_THE PROBLEM_. Copy out every line in which the string "code" occurs.
-------------------------
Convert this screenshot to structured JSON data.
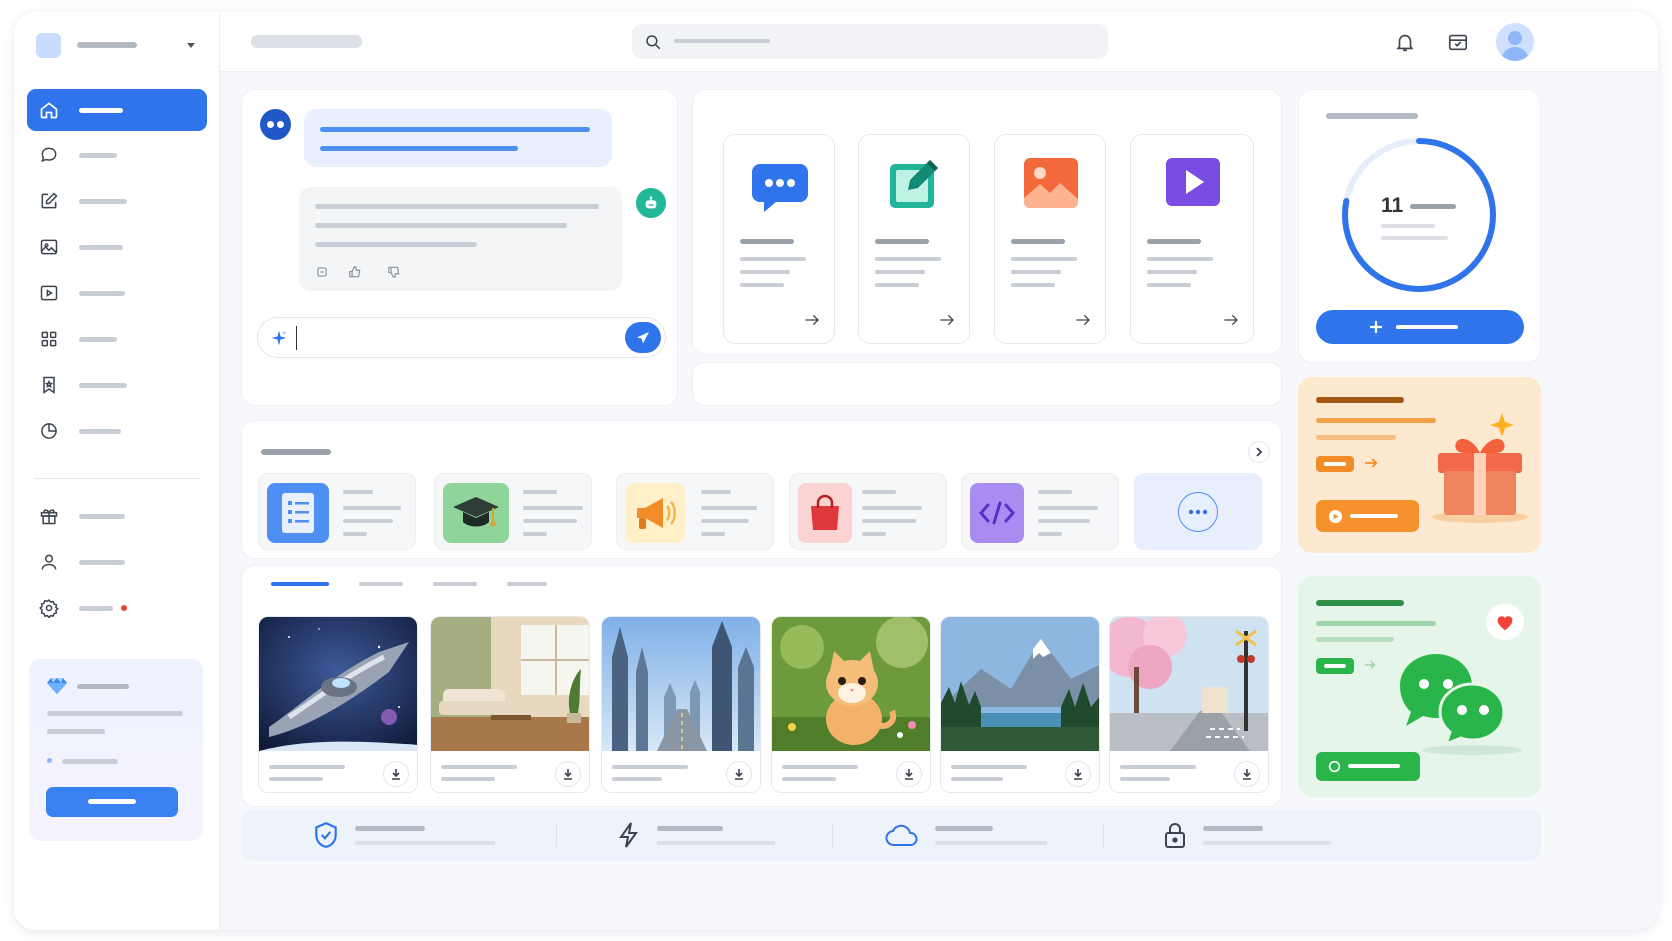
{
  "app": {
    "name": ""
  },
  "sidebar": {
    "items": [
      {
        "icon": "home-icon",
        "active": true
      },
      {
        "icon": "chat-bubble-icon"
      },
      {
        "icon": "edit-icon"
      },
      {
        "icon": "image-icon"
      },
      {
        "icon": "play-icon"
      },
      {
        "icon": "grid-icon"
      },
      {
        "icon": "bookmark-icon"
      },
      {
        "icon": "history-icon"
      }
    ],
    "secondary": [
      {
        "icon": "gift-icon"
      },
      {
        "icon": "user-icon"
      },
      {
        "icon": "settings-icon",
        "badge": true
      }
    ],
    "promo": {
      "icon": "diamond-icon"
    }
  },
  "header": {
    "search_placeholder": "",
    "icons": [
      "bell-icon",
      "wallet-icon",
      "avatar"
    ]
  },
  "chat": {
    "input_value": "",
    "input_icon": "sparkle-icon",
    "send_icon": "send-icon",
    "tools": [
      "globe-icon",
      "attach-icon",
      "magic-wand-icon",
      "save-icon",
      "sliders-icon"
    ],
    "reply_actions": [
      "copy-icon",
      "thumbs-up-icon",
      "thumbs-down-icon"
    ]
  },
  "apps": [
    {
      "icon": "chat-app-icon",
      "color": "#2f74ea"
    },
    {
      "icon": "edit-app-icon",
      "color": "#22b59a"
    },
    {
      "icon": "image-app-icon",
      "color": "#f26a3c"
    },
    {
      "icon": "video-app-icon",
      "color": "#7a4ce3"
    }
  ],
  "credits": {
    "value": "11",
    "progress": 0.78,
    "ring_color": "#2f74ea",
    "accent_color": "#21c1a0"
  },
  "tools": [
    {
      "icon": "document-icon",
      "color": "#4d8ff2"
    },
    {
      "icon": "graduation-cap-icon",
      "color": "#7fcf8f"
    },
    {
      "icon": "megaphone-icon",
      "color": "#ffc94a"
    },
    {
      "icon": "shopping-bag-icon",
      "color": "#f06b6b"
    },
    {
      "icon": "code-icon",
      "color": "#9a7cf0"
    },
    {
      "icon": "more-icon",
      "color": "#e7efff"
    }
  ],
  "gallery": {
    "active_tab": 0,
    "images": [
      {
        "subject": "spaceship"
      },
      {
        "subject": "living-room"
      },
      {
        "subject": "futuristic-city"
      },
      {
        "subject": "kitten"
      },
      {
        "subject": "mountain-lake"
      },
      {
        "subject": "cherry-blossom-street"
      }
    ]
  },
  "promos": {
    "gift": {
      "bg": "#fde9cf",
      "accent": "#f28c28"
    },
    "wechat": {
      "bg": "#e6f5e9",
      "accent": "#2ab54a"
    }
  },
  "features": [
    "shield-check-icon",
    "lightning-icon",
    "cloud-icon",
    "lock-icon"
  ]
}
-------------------------
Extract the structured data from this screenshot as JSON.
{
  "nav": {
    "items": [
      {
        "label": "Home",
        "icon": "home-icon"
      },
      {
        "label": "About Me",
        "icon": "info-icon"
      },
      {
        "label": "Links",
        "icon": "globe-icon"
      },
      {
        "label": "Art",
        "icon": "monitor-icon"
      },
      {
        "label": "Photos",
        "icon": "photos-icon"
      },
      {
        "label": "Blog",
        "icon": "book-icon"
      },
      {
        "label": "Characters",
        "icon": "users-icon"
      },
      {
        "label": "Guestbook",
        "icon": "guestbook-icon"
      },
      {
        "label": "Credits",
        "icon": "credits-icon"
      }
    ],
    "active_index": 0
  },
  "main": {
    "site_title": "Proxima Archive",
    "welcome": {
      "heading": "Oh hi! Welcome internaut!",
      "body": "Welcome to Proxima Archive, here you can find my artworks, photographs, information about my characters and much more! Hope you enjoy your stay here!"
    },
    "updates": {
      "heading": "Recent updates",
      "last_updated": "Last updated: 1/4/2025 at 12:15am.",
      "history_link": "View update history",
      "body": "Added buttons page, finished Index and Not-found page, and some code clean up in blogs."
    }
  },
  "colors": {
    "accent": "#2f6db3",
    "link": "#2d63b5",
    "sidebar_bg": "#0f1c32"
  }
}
-------------------------
_SOLUTION TO THIS TASK_.
      "icon": "code-icon",
      "body": "Added buttons page, finished Index and Not-found page, and some code clean up in blogs."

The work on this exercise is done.